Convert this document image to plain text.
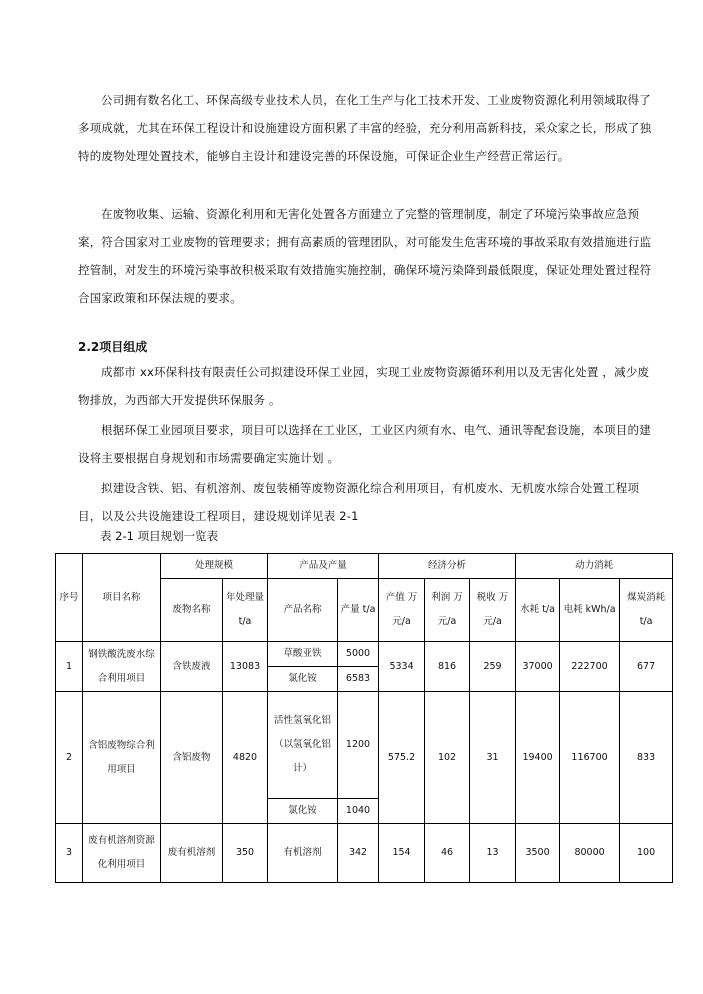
公司拥有数名化工、环保高级专业技术人员，在化工生产与化工技术开发、工业废物资源化利用领域取得了多项成就，尤其在环保工程设计和设施建设方面积累了丰富的经验，充分利用高新科技，采众家之长，形成了独特的废物处理处置技术，能够自主设计和建设完善的环保设施，可保证企业生产经营正常运行。
在废物收集、运输、资源化利用和无害化处置各方面建立了完整的管理制度，制定了环境污染事故应急预案，符合国家对工业废物的管理要求；拥有高素质的管理团队，对可能发生危害环境的事故采取有效措施进行监控管制，对发生的环境污染事故积极采取有效措施实施控制，确保环境污染降到最低限度，保证处理处置过程符合国家政策和环保法规的要求。
2.2项目组成
成都市 xx环保科技有限责任公司拟建设环保工业园，实现工业废物资源循环利用以及无害化处置 ，减少废物排放，为西部大开发提供环保服务 。
根据环保工业园项目要求，项目可以选择在工业区，工业区内须有水、电气、通讯等配套设施，本项目的建设将主要根据自身规划和市场需要确定实施计划 。
拟建设含铁、铝、有机溶剂、废包装桶等废物资源化综合利用项目，有机废水、无机废水综合处置工程项目，以及公共设施建设工程项目，建设规划详见表 2-1
表 2-1 项目规划一览表
序号	项目名称	处理规模		产品及产量		经济分析			动力消耗		
		废物名称	年处理量 t/a	产品名称	产量 t/a	产值 万元/a	利润 万元/a	税收 万元/a	水耗 t/a	电耗 kWh/a	煤炭消耗 t/a
1	钢铁酸洗废水综合利用项目	含铁废液	13083	草酸亚铁	5000	5334	816	259	37000	222700	677
				氯化铵	6583						
2	含铝废物综合利用项目	含铝废物	4820	活性氢氧化铝（以氢氧化铝计）	1200	575.2	102	31	19400	116700	833
				氯化铵	1040						
3	废有机溶剂资源化利用项目	废有机溶剂	350	有机溶剂	342	154	46	13	3500	80000	100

### WRITTEN INSTRUCTION
Identify and copy all lines with the word "有机溶剂".

### THE REPLY
拟建设含铁、铝、有机溶剂、废包装桶等废物资源化综合利用项目，有机废水、无机废水综合处置工程项目，以及公共设施建设工程项目，建设规划详见表 2-1
3	废有机溶剂资源化利用项目	废有机溶剂	350	有机溶剂	342	154	46	13	3500	80000	100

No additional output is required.